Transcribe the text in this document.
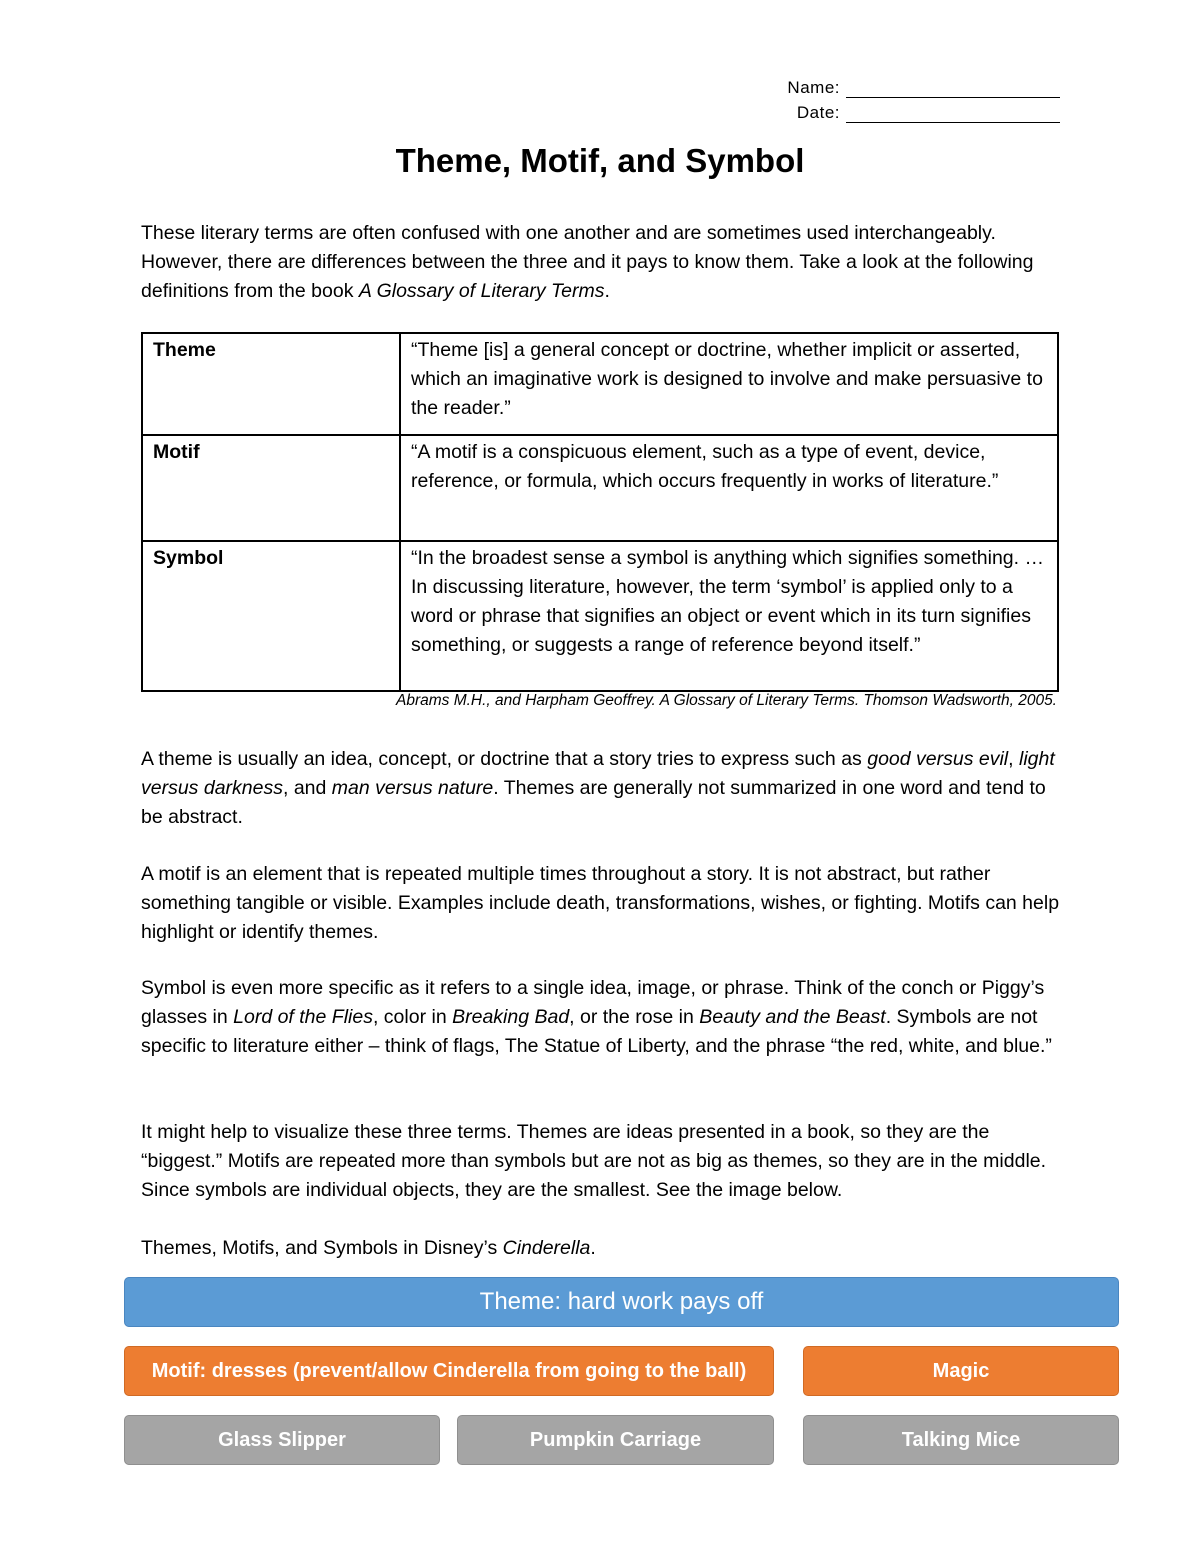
Name:
Date:
Theme, Motif, and Symbol

These literary terms are often confused with one another and are sometimes used interchangeably. However, there are differences between the three and it pays to know them. Take a look at the following definitions from the book A Glossary of Literary Terms.

Theme	“Theme [is] a general concept or doctrine, whether implicit or asserted, which an imaginative work is designed to involve and make persuasive to the reader.”
Motif	“A motif is a conspicuous element, such as a type of event, device, reference, or formula, which occurs frequently in works of literature.”
Symbol	“In the broadest sense a symbol is anything which signifies something. … In discussing literature, however, the term ‘symbol’ is applied only to a word or phrase that signifies an object or event which in its turn signifies something, or suggests a range of reference beyond itself.”
Abrams M.H., and Harpham Geoffrey. A Glossary of Literary Terms. Thomson Wadsworth, 2005.

A theme is usually an idea, concept, or doctrine that a story tries to express such as good versus evil, light versus darkness, and man versus nature. Themes are generally not summarized in one word and tend to be abstract.

A motif is an element that is repeated multiple times throughout a story. It is not abstract, but rather something tangible or visible. Examples include death, transformations, wishes, or fighting. Motifs can help highlight or identify themes.

Symbol is even more specific as it refers to a single idea, image, or phrase. Think of the conch or Piggy’s glasses in Lord of the Flies, color in Breaking Bad, or the rose in Beauty and the Beast. Symbols are not specific to literature either – think of flags, The Statue of Liberty, and the phrase “the red, white, and blue.”

It might help to visualize these three terms. Themes are ideas presented in a book, so they are the “biggest.” Motifs are repeated more than symbols but are not as big as themes, so they are in the middle. Since symbols are individual objects, they are the smallest. See the image below.

Themes, Motifs, and Symbols in Disney’s Cinderella.

Theme: hard work pays off
Motif: dresses (prevent/allow Cinderella from going to the ball)	Magic
Glass Slipper	Pumpkin Carriage	Talking Mice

──────

Exercise. Reproduce each line of the material containing the word "abstract".

The answer.
A theme is usually an idea, concept, or doctrine that a story tries to express such as good versus evil, light versus darkness, and man versus nature. Themes are generally not summarized in one word and tend to be abstract.
A motif is an element that is repeated multiple times throughout a story. It is not abstract, but rather something tangible or visible. Examples include death, transformations, wishes, or fighting. Motifs can help highlight or identify themes.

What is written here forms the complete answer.